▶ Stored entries
-- -- --
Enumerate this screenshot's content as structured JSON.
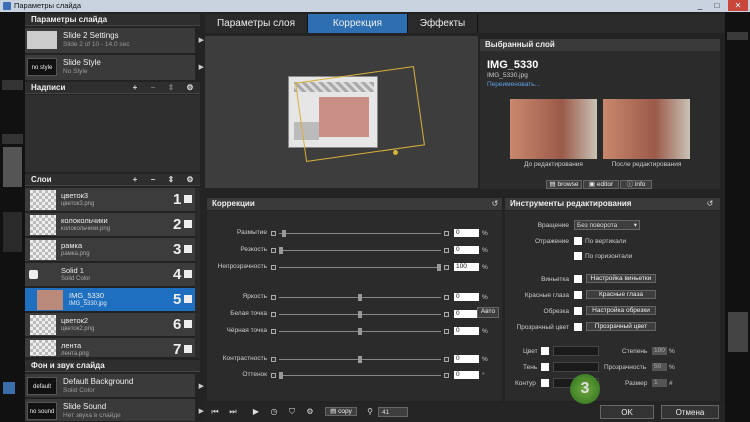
{
  "window": {
    "title": "Параметры слайда",
    "minimize": "_",
    "restore": "□",
    "close": "✕"
  },
  "left": {
    "header": "Параметры слайда",
    "slides": [
      {
        "name": "Slide 2 Settings",
        "sub": "Slide 2 of 10 - 14.0 sec"
      },
      {
        "badge": "no style",
        "name": "Slide Style",
        "sub": "No Style"
      }
    ],
    "captions_header": "Надписи",
    "layers_header": "Слои",
    "layers": [
      {
        "name": "цветок3",
        "file": "цветок3.png",
        "num": "1"
      },
      {
        "name": "колокольчики",
        "file": "колокольчики.png",
        "num": "2"
      },
      {
        "name": "рамка",
        "file": "рамка.png",
        "num": "3"
      },
      {
        "name": "Solid 1",
        "file": "Solid Color",
        "num": "4"
      },
      {
        "name": "IMG_5330",
        "file": "IMG_5330.jpg",
        "num": "5"
      },
      {
        "name": "цветок2",
        "file": "цветок2.png",
        "num": "6"
      },
      {
        "name": "лента",
        "file": "лента.png",
        "num": "7"
      }
    ],
    "bg_header": "Фон и звук слайда",
    "bg_items": [
      {
        "badge": "default",
        "name": "Default Background",
        "sub": "Solid Color"
      },
      {
        "badge": "no sound",
        "name": "Slide Sound",
        "sub": "Нет звука в слайде"
      }
    ]
  },
  "tabs": [
    "Параметры слоя",
    "Коррекция",
    "Эффекты"
  ],
  "selected_layer": {
    "header": "Выбранный слой",
    "name": "IMG_5330",
    "file": "IMG_5330.jpg",
    "rename": "Переименовать...",
    "before": "До редактирования",
    "after": "После редактирования",
    "browse": "browse",
    "editor": "editor",
    "info": "info"
  },
  "corrections": {
    "header": "Коррекции",
    "rows": [
      {
        "label": "Размытие",
        "value": "0",
        "unit": "%",
        "pos": 0.02
      },
      {
        "label": "Резкость",
        "value": "0",
        "unit": "%",
        "pos": 0.0
      },
      {
        "label": "Непрозрачность",
        "value": "100",
        "unit": "%",
        "pos": 1.0
      },
      {
        "label": "Яркость",
        "value": "0",
        "unit": "%",
        "pos": 0.5
      },
      {
        "label": "Белая точка",
        "value": "0",
        "unit": "%",
        "pos": 0.5
      },
      {
        "label": "Чёрная точка",
        "value": "0",
        "unit": "%",
        "pos": 0.5
      },
      {
        "label": "Контрастность",
        "value": "0",
        "unit": "%",
        "pos": 0.5
      },
      {
        "label": "Оттенок",
        "value": "0",
        "unit": "°",
        "pos": 0.0
      }
    ],
    "auto": "Авто"
  },
  "tools": {
    "header": "Инструменты редактирования",
    "rotation_label": "Вращение",
    "rotation_value": "Без поворота",
    "mirror_label": "Отражение",
    "vertical": "По вертикали",
    "horizontal": "По горизонтали",
    "vignette": "Виньетка",
    "vignette_btn": "Настройка виньетки",
    "redeye": "Красные глаза",
    "redeye_btn": "Красные глаза",
    "crop": "Обрезка",
    "crop_btn": "Настройка обрезки",
    "transp": "Прозрачный цвет",
    "transp_btn": "Прозрачный цвет",
    "color": "Цвет",
    "degree": "Степень",
    "degree_val": "100",
    "shadow": "Тень",
    "opacity": "Прозрачность",
    "opacity_val": "50",
    "outline": "Контур",
    "size": "Размер",
    "size_val": "1",
    "pct": "%",
    "hash": "#"
  },
  "bottom": {
    "copy": "copy",
    "zoom": "41",
    "ok": "OK",
    "cancel": "Отмена"
  },
  "watermark": "3"
}
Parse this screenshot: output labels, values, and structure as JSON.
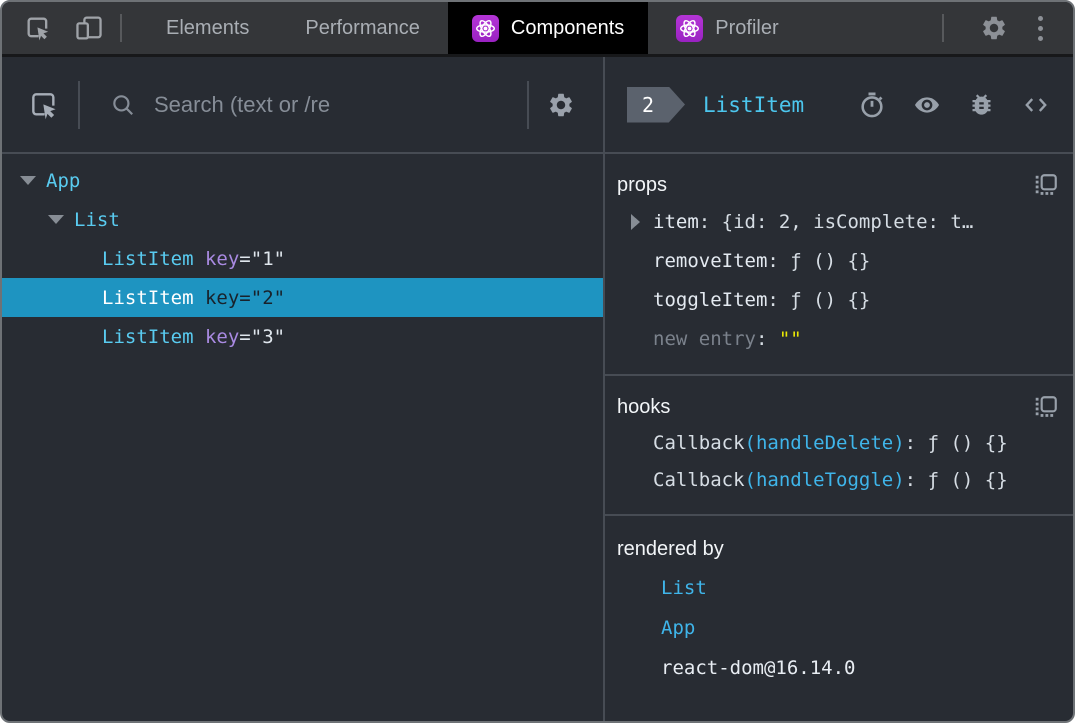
-- -- --
▶ WHAT TO WORK ON
Quote the listing above in full, except for the pictures.

▶ TASK RESPONSE
Enumerate this screenshot's content as structured JSON.
{
  "window": {
    "title": "Параметры слайда",
    "minimize": "_",
    "restore": "□",
    "close": "✕"
  },
  "left": {
    "header": "Параметры слайда",
    "slides": [
      {
        "name": "Slide 2 Settings",
        "sub": "Slide 2 of 10 - 14.0 sec"
      },
      {
        "badge": "no style",
        "name": "Slide Style",
        "sub": "No Style"
      }
    ],
    "captions_header": "Надписи",
    "layers_header": "Слои",
    "layers": [
      {
        "name": "цветок3",
        "file": "цветок3.png",
        "num": "1"
      },
      {
        "name": "колокольчики",
        "file": "колокольчики.png",
        "num": "2"
      },
      {
        "name": "рамка",
        "file": "рамка.png",
        "num": "3"
      },
      {
        "name": "Solid 1",
        "file": "Solid Color",
        "num": "4"
      },
      {
        "name": "IMG_5330",
        "file": "IMG_5330.jpg",
        "num": "5"
      },
      {
        "name": "цветок2",
        "file": "цветок2.png",
        "num": "6"
      },
      {
        "name": "лента",
        "file": "лента.png",
        "num": "7"
      }
    ],
    "bg_header": "Фон и звук слайда",
    "bg_items": [
      {
        "badge": "default",
        "name": "Default Background",
        "sub": "Solid Color"
      },
      {
        "badge": "no sound",
        "name": "Slide Sound",
        "sub": "Нет звука в слайде"
      }
    ]
  },
  "tabs": [
    "Параметры слоя",
    "Коррекция",
    "Эффекты"
  ],
  "selected_layer": {
    "header": "Выбранный слой",
    "name": "IMG_5330",
    "file": "IMG_5330.jpg",
    "rename": "Переименовать...",
    "before": "До редактирования",
    "after": "После редактирования",
    "browse": "browse",
    "editor": "editor",
    "info": "info"
  },
  "corrections": {
    "header": "Коррекции",
    "rows": [
      {
        "label": "Размытие",
        "value": "0",
        "unit": "%",
        "pos": 0.02
      },
      {
        "label": "Резкость",
        "value": "0",
        "unit": "%",
        "pos": 0.0
      },
      {
        "label": "Непрозрачность",
        "value": "100",
        "unit": "%",
        "pos": 1.0
      },
      {
        "label": "Яркость",
        "value": "0",
        "unit": "%",
        "pos": 0.5
      },
      {
        "label": "Белая точка",
        "value": "0",
        "unit": "%",
        "pos": 0.5
      },
      {
        "label": "Чёрная точка",
        "value": "0",
        "unit": "%",
        "pos": 0.5
      },
      {
        "label": "Контрастность",
        "value": "0",
        "unit": "%",
        "pos": 0.5
      },
      {
        "label": "Оттенок",
        "value": "0",
        "unit": "°",
        "pos": 0.0
      }
    ],
    "auto": "Авто"
  },
  "tools": {
    "header": "Инструменты редактирования",
    "rotation_label": "Вращение",
    "rotation_value": "Без поворота",
    "mirror_label": "Отражение",
    "vertical": "По вертикали",
    "horizontal": "По горизонтали",
    "vignette": "Виньетка",
    "vignette_btn": "Настройка виньетки",
    "redeye": "Красные глаза",
    "redeye_btn": "Красные глаза",
    "crop": "Обрезка",
    "crop_btn": "Настройка обрезки",
    "transp": "Прозрачный цвет",
    "transp_btn": "Прозрачный цвет",
    "color": "Цвет",
    "degree": "Степень",
    "degree_val": "100",
    "shadow": "Тень",
    "opacity": "Прозрачность",
    "opacity_val": "50",
    "outline": "Контур",
    "size": "Размер",
    "size_val": "1",
    "pct": "%",
    "hash": "#"
  },
  "bottom": {
    "copy": "copy",
    "zoom": "41",
    "ok": "OK",
    "cancel": "Отмена"
  },
  "watermark": "3"
}
Parse this screenshot: output labels, values, and structure as JSON.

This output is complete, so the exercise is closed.